» **Page**:
There is a different situation in the case of portfolios with in-sample expected return \(d_{3}=3\%\). The OS-portfolios incur highest losses comparable to those of their stocks only counterparts. What remarkable is their “best case” realisations, similarly to a right tail. While the worst case realisations are somewhat similar for S and OS-portfolios, the best case realisations are much better in the case of OS-portfolios (as a consequence, there is more variability in the realised returns). The OS-portfolios, which include index call options, can generate much higher returns than their stocks only counterparts.

6 Conclusions and further work

We have presented a framework for introducing index options, in addition to stocks, in scenario based mean-risk models. Our numerical results indicate that index options can be used to substantially improve the risk-return trade-off, especially when risk is quantified by a tail measure such as CVaR; in this case, the proportion of index options in the portfolios is higher than in the case when risk is measured by variance. The way index options are selected and their effect on the portfolio return distribution depends on the (in-sample) expected portfolio return.

Portfolios in “low risk-low return” or “medium risk-medium return” areas of the efficient frontier have index put options in their composition. The addition of the put acts as a safety net, as it substantially reduces worst case scenario losses. The stocks-only portfolios have a return distribution that is positively correlated with the return distribution of the index; by introducing put options, we obtain portfolios very different in composition, whose return distributions are uncorrelated with index (in the case of mean-CVaR portfolios) or with low correlation with the index (in case of mean-variance portfolios). Hence, when the index falls in price—and when stocks only portfolios incur losses to some extent—put options help in curtailing this loss without reducing much the upside potential.

» **Extracted data**:
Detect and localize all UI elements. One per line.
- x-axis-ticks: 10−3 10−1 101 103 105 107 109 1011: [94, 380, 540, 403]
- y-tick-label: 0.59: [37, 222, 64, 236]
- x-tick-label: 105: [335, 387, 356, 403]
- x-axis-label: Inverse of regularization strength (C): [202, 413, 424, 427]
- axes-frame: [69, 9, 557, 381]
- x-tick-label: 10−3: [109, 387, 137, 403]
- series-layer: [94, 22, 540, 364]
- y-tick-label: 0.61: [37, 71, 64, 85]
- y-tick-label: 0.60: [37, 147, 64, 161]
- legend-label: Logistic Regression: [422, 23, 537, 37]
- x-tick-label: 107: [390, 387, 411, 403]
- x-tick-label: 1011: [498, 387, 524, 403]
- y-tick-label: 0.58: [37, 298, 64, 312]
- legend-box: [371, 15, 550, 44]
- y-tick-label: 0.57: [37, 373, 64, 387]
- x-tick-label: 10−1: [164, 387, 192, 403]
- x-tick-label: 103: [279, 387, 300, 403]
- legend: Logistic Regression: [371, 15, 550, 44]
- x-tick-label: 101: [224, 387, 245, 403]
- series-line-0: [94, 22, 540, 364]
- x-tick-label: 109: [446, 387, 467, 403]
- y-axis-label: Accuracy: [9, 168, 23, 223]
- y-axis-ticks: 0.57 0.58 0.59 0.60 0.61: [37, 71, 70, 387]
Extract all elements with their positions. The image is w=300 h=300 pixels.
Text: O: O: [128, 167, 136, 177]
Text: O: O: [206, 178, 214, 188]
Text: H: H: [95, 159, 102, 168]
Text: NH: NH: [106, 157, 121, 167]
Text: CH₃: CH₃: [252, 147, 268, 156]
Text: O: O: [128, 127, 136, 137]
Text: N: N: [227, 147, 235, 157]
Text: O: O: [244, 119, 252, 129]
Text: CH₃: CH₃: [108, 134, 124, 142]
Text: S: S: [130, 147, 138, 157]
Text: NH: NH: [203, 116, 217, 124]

» **Set exercise**:
Continue the conclusions section on index options in mean-risk portfolios, starting right after its last sentence.

» **Response**:
Portfolios in the “high risk-high return” area of the efficient frontier have index call options in their composition. In-sample, the risk (either measured by CVaR or by variance) is reduced in comparison to the risk of their stocks only counterparts, but only marginally; while, in contrast, the inclusion of put option in less aggressive portfolios can dramatically reduce the risk. The new portfolios have return distributions that are even more correlated with the index, as compared to the stocks only portfolios. In-sample summary of risk-return characteristics would indicate in a first instance that, with the addition of index call options, there is only a marginal improvement. However, a more detailed analysis of return distribution show that, while there might not be a substantial improvement in the left tail, there is a substantial improvement in the right tail: by considering the call options, in addition to stocks, much higher returns can be achieved, as compared to stocks only portfolios or the index itself. These observations are consistent with the backtesting results.

For further research, we consider the idea of generalizing this approach beyond the use of maturing options, using known deltas of options.